**Aim**:
Scan the entries below. List each line with "your".

start Raw data

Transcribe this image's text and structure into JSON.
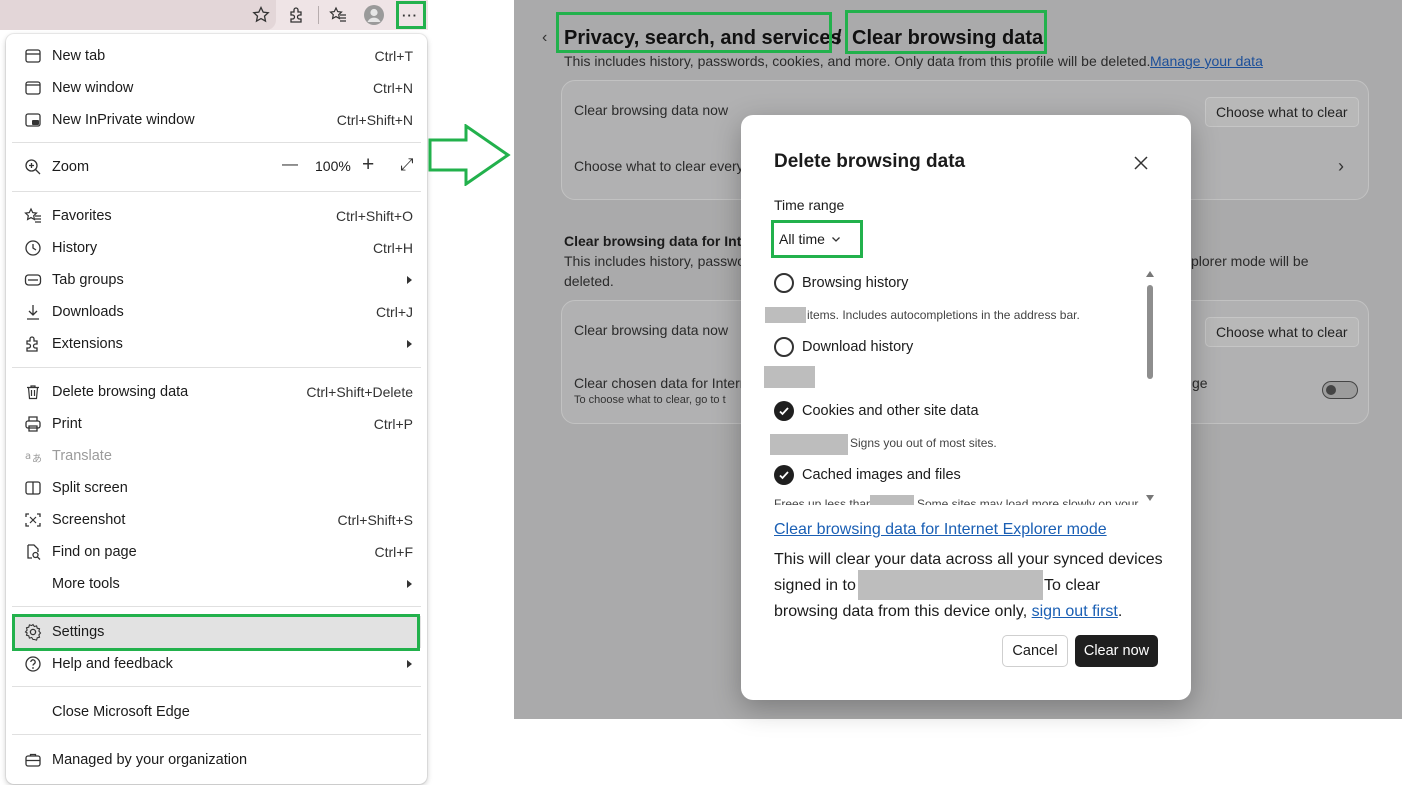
{
  "colors": {
    "highlight": "#22b14c",
    "link": "#1a5fb4",
    "primary_button": "#1f1f1f",
    "dimmed_background": "#aaaaab"
  },
  "toolbar": {
    "icons": [
      "star-icon",
      "extensions-icon",
      "favorites-icon",
      "profile-icon",
      "more-icon"
    ],
    "more_label": "···"
  },
  "menu": {
    "items": [
      {
        "label": "New tab",
        "shortcut": "Ctrl+T",
        "icon": "new-tab-icon"
      },
      {
        "label": "New window",
        "shortcut": "Ctrl+N",
        "icon": "new-window-icon"
      },
      {
        "label": "New InPrivate window",
        "shortcut": "Ctrl+Shift+N",
        "icon": "inprivate-icon"
      },
      {
        "label": "Zoom",
        "icon": "zoom-icon"
      },
      {
        "label": "Favorites",
        "shortcut": "Ctrl+Shift+O",
        "icon": "favorites-icon"
      },
      {
        "label": "History",
        "shortcut": "Ctrl+H",
        "icon": "history-icon"
      },
      {
        "label": "Tab groups",
        "icon": "tab-groups-icon",
        "submenu": true
      },
      {
        "label": "Downloads",
        "shortcut": "Ctrl+J",
        "icon": "downloads-icon"
      },
      {
        "label": "Extensions",
        "icon": "extensions-icon",
        "submenu": true
      },
      {
        "label": "Delete browsing data",
        "shortcut": "Ctrl+Shift+Delete",
        "icon": "trash-icon"
      },
      {
        "label": "Print",
        "shortcut": "Ctrl+P",
        "icon": "print-icon"
      },
      {
        "label": "Translate",
        "icon": "translate-icon",
        "disabled": true
      },
      {
        "label": "Split screen",
        "icon": "split-screen-icon"
      },
      {
        "label": "Screenshot",
        "shortcut": "Ctrl+Shift+S",
        "icon": "screenshot-icon"
      },
      {
        "label": "Find on page",
        "shortcut": "Ctrl+F",
        "icon": "find-icon"
      },
      {
        "label": "More tools",
        "submenu": true
      },
      {
        "label": "Settings",
        "icon": "gear-icon",
        "highlighted": true
      },
      {
        "label": "Help and feedback",
        "icon": "help-icon",
        "submenu": true
      },
      {
        "label": "Close Microsoft Edge"
      },
      {
        "label": "Managed by your organization",
        "icon": "briefcase-icon"
      }
    ],
    "zoom": {
      "minus": "—",
      "value": "100%",
      "plus": "+",
      "fullscreen": "⤢"
    }
  },
  "settings": {
    "breadcrumb": {
      "parent": "Privacy, search, and services",
      "separator": "/",
      "current": "Clear browsing data"
    },
    "description": "This includes history, passwords, cookies, and more. Only data from this profile will be deleted.",
    "manage_link": "Manage your data",
    "card1": {
      "row1_label": "Clear browsing data now",
      "row1_button": "Choose what to clear",
      "row2_label": "Choose what to clear every"
    },
    "ie_section": {
      "heading": "Clear browsing data for Int",
      "desc_line1": "This includes history, passwo",
      "desc_tail": "plorer mode will be",
      "desc_line2": "deleted."
    },
    "card2": {
      "row1_label": "Clear browsing data now",
      "row1_button": "Choose what to clear",
      "row2_label": "Clear chosen data for Intern",
      "row2_sub": "To choose what to clear, go to t",
      "row2_tail": "ge"
    }
  },
  "dialog": {
    "title": "Delete browsing data",
    "close_icon": "close-icon",
    "time_range_label": "Time range",
    "time_range_value": "All time",
    "items": [
      {
        "label": "Browsing history",
        "checked": false,
        "sub": "items. Includes autocompletions in the address bar."
      },
      {
        "label": "Download history",
        "checked": false,
        "sub": ""
      },
      {
        "label": "Cookies and other site data",
        "checked": true,
        "sub": "Signs you out of most sites."
      },
      {
        "label": "Cached images and files",
        "checked": true,
        "sub_a": "Frees up less than",
        "sub_b": "Some sites may load more slowly on your"
      }
    ],
    "ie_link": "Clear browsing data for Internet Explorer mode",
    "sync_line1": "This will clear your data across all your synced devices",
    "sync_line2_a": "signed in to",
    "sync_line2_b": "To clear",
    "sync_line3": "browsing data from this device only,",
    "sign_out_link": "sign out first",
    "sync_period": ".",
    "cancel": "Cancel",
    "clear_now": "Clear now"
  }
}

end Raw data

**Solution to this exercise**:
        "label": "Managed by your organization",
    "manage_link": "Manage your data",
        "sub_b": "Some sites may load more slowly on your"
    "sync_line1": "This will clear your data across all your synced devices",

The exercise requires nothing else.